_TASK DESCRIPTION_:
Say how many lines contain the word "right" and give no other text.

_RECORDS TO USE_:
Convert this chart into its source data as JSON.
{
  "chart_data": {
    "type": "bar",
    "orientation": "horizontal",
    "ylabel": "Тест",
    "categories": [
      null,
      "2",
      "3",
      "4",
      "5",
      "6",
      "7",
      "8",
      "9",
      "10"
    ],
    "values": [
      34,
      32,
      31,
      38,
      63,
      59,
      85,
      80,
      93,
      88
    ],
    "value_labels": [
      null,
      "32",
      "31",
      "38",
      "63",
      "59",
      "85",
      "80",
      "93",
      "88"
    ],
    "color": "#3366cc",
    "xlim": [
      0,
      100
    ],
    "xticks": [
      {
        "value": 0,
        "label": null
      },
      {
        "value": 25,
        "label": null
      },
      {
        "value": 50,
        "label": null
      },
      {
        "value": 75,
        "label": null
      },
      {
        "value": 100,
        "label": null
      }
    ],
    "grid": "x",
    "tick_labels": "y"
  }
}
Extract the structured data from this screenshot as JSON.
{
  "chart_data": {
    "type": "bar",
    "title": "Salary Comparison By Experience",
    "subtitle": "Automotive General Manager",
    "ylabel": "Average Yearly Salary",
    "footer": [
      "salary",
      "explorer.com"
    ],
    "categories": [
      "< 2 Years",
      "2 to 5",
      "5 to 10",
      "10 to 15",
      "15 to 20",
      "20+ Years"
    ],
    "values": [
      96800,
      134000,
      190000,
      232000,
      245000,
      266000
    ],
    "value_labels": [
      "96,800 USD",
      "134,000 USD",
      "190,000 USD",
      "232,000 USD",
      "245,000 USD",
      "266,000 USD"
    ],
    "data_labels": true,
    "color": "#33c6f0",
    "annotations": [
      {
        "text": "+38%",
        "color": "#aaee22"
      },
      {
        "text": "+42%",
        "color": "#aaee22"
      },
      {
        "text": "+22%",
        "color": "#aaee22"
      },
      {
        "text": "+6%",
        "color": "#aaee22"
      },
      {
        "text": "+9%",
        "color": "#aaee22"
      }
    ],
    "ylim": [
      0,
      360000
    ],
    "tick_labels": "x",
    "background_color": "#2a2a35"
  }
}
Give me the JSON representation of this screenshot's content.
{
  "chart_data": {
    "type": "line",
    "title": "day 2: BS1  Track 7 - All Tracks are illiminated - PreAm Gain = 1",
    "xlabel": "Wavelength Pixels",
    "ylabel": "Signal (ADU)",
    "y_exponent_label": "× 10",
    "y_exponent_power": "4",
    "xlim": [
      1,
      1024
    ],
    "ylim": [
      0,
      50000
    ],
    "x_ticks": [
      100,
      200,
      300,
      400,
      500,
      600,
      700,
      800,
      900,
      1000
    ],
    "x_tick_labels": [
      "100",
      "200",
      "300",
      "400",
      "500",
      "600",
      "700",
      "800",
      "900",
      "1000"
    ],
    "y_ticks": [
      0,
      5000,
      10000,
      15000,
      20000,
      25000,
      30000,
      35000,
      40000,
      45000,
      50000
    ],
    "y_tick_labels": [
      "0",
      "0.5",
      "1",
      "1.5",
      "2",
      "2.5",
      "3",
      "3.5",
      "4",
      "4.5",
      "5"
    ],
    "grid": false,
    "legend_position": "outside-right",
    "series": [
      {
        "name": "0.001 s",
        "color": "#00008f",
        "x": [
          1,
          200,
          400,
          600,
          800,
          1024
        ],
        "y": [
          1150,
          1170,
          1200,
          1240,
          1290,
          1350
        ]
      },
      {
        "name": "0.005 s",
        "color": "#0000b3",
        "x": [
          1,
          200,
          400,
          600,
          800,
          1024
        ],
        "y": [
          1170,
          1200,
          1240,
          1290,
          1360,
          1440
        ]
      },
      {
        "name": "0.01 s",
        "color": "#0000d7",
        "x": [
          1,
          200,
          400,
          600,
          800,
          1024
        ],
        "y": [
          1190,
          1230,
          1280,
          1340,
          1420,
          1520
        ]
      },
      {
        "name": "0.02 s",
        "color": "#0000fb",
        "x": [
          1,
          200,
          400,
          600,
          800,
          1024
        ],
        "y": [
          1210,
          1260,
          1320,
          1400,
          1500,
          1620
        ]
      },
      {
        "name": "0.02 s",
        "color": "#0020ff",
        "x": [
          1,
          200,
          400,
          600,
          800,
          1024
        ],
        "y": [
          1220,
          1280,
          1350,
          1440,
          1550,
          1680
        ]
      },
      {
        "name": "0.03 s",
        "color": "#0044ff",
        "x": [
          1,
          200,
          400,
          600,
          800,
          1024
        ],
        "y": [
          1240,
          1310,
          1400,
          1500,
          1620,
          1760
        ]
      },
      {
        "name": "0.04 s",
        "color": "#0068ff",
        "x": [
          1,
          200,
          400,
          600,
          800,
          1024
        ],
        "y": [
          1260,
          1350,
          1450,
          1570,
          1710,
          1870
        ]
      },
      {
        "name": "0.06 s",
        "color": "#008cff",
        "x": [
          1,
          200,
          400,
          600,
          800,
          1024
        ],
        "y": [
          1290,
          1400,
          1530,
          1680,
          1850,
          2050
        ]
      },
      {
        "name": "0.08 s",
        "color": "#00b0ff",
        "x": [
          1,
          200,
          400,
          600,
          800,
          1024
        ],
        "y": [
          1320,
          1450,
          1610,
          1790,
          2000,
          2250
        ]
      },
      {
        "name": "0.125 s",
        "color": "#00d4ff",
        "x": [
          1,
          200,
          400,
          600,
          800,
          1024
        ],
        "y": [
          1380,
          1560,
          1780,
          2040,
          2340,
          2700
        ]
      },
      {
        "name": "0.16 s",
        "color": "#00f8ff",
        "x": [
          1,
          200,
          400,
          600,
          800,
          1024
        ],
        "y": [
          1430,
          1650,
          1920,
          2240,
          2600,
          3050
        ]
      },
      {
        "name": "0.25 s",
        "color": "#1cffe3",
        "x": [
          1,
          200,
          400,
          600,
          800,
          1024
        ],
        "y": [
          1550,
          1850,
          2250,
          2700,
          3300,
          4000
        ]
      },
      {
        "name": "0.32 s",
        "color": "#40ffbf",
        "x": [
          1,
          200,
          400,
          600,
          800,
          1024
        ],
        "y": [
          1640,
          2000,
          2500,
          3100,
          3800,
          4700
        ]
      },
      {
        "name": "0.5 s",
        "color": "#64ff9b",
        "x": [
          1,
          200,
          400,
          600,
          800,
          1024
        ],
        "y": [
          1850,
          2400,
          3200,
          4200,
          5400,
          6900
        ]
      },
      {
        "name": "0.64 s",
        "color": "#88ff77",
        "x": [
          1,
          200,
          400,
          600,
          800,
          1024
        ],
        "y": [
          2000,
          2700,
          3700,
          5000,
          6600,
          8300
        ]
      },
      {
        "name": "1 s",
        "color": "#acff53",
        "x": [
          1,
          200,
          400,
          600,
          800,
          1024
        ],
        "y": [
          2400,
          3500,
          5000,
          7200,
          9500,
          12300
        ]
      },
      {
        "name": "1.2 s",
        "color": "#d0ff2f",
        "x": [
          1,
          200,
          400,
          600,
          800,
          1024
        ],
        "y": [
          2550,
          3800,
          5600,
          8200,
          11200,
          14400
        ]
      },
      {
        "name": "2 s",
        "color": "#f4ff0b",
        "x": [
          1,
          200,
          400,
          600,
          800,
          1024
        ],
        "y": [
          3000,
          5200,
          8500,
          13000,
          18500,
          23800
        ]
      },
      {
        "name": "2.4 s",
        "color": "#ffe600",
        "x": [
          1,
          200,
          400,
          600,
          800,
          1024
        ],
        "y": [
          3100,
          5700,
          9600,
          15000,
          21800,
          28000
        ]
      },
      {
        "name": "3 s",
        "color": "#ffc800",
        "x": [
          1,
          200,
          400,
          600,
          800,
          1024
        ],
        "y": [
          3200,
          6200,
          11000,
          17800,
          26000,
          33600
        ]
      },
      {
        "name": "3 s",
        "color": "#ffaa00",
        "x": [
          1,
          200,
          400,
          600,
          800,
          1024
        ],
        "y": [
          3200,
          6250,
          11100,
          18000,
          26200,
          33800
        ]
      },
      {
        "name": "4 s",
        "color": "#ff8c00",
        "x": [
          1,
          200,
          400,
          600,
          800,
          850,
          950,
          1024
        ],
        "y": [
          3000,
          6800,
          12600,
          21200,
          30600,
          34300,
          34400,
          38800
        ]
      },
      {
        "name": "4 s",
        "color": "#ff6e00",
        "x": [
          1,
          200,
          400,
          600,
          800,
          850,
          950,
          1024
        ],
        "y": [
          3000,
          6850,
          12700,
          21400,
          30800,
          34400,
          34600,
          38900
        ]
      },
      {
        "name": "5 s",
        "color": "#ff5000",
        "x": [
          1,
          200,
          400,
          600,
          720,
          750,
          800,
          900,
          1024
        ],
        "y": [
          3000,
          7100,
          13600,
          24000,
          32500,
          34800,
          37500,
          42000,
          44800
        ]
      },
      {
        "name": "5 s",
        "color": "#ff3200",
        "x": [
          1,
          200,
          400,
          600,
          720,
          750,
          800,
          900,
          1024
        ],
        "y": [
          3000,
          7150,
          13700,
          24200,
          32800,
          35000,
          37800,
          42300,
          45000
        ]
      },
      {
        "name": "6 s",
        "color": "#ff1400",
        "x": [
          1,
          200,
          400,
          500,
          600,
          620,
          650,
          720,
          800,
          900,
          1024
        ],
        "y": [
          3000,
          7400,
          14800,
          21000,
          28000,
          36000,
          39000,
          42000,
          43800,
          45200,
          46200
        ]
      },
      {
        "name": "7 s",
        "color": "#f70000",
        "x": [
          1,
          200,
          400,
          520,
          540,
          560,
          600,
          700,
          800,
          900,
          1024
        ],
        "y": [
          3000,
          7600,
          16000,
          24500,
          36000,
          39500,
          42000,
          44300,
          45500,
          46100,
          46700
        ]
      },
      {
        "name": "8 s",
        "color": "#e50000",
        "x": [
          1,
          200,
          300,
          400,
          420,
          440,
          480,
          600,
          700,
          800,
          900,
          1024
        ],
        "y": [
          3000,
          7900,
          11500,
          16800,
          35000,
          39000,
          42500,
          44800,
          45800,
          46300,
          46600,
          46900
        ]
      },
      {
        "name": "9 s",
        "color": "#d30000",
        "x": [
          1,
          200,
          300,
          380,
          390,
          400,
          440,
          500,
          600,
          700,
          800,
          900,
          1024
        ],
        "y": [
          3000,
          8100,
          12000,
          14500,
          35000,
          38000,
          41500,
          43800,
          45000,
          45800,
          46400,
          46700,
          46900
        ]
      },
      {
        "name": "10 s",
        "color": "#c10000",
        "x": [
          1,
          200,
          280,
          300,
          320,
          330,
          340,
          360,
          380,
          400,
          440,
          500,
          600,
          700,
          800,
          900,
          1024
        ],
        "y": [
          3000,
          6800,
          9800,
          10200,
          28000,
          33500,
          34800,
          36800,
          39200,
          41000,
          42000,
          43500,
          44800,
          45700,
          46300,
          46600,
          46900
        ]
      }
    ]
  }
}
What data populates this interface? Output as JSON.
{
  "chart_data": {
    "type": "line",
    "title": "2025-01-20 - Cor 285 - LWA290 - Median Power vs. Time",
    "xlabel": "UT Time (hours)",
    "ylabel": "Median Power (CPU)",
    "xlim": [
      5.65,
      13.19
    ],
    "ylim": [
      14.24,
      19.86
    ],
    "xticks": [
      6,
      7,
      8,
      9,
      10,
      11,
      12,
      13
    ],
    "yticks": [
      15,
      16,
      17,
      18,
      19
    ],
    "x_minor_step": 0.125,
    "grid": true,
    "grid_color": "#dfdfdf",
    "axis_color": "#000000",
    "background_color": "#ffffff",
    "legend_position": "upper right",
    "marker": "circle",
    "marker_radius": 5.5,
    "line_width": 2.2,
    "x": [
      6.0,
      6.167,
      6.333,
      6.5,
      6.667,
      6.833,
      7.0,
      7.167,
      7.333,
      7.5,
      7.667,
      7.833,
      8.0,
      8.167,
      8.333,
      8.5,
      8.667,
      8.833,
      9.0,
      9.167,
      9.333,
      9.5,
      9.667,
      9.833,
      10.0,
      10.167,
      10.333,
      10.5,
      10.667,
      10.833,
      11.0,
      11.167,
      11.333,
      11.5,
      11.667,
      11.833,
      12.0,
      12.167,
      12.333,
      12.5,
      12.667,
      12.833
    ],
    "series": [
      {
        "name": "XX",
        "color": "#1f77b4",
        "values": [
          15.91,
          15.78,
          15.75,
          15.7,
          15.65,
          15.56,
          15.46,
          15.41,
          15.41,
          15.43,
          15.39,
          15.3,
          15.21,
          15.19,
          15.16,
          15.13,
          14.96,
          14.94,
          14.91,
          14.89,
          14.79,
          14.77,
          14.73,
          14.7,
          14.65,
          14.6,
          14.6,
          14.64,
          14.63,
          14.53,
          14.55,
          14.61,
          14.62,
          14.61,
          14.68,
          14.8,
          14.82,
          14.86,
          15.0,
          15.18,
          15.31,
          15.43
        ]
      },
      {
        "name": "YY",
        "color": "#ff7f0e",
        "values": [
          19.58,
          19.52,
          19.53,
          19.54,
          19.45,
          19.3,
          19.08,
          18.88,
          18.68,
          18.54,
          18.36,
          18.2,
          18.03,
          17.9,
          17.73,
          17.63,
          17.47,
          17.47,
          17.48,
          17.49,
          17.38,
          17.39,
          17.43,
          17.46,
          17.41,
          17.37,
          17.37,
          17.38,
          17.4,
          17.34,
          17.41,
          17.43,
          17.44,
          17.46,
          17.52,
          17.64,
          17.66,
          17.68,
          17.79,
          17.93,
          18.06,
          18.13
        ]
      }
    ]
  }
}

_EXERCISE RESPONSE_:
2